START DATASET
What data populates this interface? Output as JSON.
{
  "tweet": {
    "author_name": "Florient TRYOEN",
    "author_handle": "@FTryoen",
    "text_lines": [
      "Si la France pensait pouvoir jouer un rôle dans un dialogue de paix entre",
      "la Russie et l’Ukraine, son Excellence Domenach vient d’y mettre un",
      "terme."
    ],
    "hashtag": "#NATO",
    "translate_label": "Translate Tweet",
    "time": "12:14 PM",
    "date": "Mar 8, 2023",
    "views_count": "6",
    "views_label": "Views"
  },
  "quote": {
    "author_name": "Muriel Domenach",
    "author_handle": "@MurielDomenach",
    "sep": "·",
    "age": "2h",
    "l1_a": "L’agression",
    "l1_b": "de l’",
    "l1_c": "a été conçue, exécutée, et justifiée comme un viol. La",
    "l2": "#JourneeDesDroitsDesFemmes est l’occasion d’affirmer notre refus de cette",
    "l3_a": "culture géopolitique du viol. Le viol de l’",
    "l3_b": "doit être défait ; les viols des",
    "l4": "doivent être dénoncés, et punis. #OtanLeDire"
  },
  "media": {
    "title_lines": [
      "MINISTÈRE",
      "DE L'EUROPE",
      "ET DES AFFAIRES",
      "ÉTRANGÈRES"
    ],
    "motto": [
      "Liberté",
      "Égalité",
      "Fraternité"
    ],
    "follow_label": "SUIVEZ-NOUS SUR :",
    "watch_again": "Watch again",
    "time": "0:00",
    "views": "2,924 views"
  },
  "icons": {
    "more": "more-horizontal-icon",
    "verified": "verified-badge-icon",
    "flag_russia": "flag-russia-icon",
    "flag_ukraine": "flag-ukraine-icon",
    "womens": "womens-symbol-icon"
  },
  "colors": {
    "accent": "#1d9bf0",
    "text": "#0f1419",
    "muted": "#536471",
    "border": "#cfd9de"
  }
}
END DATASET
- AIM
Give back all the data exactly as written.

- RESPONSE
What data populates this interface? Output as JSON.
{
  "tweet": {
    "author_name": "Florient TRYOEN",
    "author_handle": "@FTryoen",
    "text_lines": [
      "Si la France pensait pouvoir jouer un rôle dans un dialogue de paix entre",
      "la Russie et l’Ukraine, son Excellence Domenach vient d’y mettre un",
      "terme."
    ],
    "hashtag": "#NATO",
    "translate_label": "Translate Tweet",
    "time": "12:14 PM",
    "date": "Mar 8, 2023",
    "views_count": "6",
    "views_label": "Views"
  },
  "quote": {
    "author_name": "Muriel Domenach",
    "author_handle": "@MurielDomenach",
    "sep": "·",
    "age": "2h",
    "l1_a": "L’agression",
    "l1_b": "de l’",
    "l1_c": "a été conçue, exécutée, et justifiée comme un viol. La",
    "l2": "#JourneeDesDroitsDesFemmes est l’occasion d’affirmer notre refus de cette",
    "l3_a": "culture géopolitique du viol. Le viol de l’",
    "l3_b": "doit être défait ; les viols des",
    "l4": "doivent être dénoncés, et punis. #OtanLeDire"
  },
  "media": {
    "title_lines": [
      "MINISTÈRE",
      "DE L'EUROPE",
      "ET DES AFFAIRES",
      "ÉTRANGÈRES"
    ],
    "motto": [
      "Liberté",
      "Égalité",
      "Fraternité"
    ],
    "follow_label": "SUIVEZ-NOUS SUR :",
    "watch_again": "Watch again",
    "time": "0:00",
    "views": "2,924 views"
  },
  "icons": {
    "more": "more-horizontal-icon",
    "verified": "verified-badge-icon",
    "flag_russia": "flag-russia-icon",
    "flag_ukraine": "flag-ukraine-icon",
    "womens": "womens-symbol-icon"
  },
  "colors": {
    "accent": "#1d9bf0",
    "text": "#0f1419",
    "muted": "#536471",
    "border": "#cfd9de"
  }
}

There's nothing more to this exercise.